━━━━━ 选文

UART Terminal- 通过UART终端使用USB to UART converter监控数据有关详细说明,请查看本教程。
软件支持
库描述
该库包含 LR 11 Click - 915MHz 驱动程序的 API
关键功能:
lr11915mhz_reset_device- 此函数通过切换复位引脚的逻辑状态来重置设备。lr11915mhz_cmd_run- 此函数向 Click 模块发送指定的命令(带或不带参数)。lr11915mhz_cmd_set- 此函数为 Click 模块的指定命令参数设置值。
开源
代码示例
完整的应用程序代码和一个现成的项目可以通过NECTO Studio包管理器直接安装到NECTO Studio。 应用程序代码也可以在MIKROE的GitHub账户中找到。
/*!
* @file main.c
* @brief LR 11 915MHz Click Example.
*
* # Description
* This example demonstrates the use of LR 11 915MHz click board by showing
* the communication between two click boards configured in P2P network mode.
*
* The demo application is composed of two sections :
*
* ## Application Init
* Initializes the driver and logger.
*
* ## Application Task
* Application task is split in few stages:
* - LR11915MHZ_POWER_UP:
* Powers up the device, performs a device factory reset and reads system information.
* - LR11915MHZ_CONFIG_EXAMPLE:
* Configures device for the LoRa P2P network mode.

━━━━━━━━━━
━━━━━ 数据摘录

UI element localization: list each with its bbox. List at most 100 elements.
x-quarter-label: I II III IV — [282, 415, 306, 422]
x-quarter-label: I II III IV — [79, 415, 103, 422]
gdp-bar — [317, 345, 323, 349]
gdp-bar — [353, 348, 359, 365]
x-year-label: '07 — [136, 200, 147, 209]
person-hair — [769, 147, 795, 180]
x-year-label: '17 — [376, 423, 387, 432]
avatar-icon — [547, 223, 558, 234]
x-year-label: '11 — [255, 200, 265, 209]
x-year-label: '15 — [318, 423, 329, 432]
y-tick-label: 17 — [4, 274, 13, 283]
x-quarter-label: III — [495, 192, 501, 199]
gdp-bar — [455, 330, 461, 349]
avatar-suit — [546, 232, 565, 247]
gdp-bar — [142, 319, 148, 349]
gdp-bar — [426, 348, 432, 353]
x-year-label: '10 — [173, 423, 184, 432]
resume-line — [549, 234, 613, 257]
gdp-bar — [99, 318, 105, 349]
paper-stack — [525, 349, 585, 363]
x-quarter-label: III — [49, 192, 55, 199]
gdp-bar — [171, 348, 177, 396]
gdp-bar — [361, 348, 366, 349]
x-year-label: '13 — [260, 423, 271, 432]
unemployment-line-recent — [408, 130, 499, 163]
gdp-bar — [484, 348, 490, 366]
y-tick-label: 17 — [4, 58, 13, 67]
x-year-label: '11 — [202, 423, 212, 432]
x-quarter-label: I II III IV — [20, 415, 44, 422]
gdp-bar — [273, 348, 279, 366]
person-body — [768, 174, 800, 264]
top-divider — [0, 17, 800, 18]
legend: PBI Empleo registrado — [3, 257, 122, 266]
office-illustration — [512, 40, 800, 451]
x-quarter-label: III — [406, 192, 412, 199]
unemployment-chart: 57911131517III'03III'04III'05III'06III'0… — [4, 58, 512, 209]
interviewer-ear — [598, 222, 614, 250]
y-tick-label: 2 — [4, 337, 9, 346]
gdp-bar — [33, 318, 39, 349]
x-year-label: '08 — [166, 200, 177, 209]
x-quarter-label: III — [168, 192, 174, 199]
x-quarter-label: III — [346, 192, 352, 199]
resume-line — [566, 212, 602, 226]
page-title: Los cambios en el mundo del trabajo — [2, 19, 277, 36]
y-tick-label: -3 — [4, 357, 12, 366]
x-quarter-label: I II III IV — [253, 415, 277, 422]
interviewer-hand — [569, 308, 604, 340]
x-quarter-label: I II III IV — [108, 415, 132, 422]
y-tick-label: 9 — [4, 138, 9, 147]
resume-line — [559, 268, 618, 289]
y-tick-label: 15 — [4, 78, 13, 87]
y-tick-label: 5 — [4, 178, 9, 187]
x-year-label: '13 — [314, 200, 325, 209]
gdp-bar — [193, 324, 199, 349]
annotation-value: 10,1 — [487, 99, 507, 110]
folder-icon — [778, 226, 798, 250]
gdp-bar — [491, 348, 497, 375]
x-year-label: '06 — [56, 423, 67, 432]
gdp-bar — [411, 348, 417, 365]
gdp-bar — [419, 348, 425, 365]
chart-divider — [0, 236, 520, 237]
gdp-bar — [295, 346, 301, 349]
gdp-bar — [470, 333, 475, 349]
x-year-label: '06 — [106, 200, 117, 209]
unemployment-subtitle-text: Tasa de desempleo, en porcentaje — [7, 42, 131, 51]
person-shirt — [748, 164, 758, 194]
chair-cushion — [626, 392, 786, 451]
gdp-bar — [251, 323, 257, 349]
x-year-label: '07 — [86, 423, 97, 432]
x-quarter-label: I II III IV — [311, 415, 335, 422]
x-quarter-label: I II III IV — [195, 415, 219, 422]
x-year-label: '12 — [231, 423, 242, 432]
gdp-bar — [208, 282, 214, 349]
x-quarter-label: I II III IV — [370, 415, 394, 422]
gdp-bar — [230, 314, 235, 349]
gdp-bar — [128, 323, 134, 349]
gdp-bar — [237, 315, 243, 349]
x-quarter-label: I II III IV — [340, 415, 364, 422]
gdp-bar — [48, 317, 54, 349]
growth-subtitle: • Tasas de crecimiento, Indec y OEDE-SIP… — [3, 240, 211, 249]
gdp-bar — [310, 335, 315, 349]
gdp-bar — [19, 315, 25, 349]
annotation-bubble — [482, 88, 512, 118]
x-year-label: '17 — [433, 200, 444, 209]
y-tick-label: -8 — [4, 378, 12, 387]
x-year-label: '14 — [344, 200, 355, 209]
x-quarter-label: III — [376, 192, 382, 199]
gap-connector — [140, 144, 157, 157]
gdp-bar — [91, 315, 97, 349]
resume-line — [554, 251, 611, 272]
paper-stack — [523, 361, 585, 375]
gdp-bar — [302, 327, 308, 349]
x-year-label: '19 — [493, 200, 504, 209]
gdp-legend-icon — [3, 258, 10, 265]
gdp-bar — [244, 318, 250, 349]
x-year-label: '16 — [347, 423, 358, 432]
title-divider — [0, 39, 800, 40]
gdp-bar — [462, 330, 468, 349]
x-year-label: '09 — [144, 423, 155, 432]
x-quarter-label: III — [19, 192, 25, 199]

━━━━━━━━━━

待完成任务: 能否把这段关于 LR 11 915MHz Click 的选文从头到尾一字不差地抄录下来？ 这些数据行在此不起任何作用。

本题答案:
UART Terminal- 通过UART终端使用USB to UART converter监控数据有关详细说明,请查看本教程。
软件支持
库描述
该库包含 LR 11 Click - 915MHz 驱动程序的 API
关键功能:
lr11915mhz_reset_device- 此函数通过切换复位引脚的逻辑状态来重置设备。lr11915mhz_cmd_run- 此函数向 Click 模块发送指定的命令(带或不带参数)。lr11915mhz_cmd_set- 此函数为 Click 模块的指定命令参数设置值。
开源
代码示例
完整的应用程序代码和一个现成的项目可以通过NECTO Studio包管理器直接安装到NECTO Studio。 应用程序代码也可以在MIKROE的GitHub账户中找到。
/*!
* @file main.c
* @brief LR 11 915MHz Click Example.
*
* # Description
* This example demonstrates the use of LR 11 915MHz click board by showing
* the communication between two click boards configured in P2P network mode.
*
* The demo application is composed of two sections :
*
* ## Application Init
* Initializes the driver and logger.
*
* ## Application Task
* Application task is split in few stages:
* - LR11915MHZ_POWER_UP:
* Powers up the device, performs a device factory reset and reads system information.
* - LR11915MHZ_CONFIG_EXAMPLE:
* Configures device for the LoRa P2P network mode.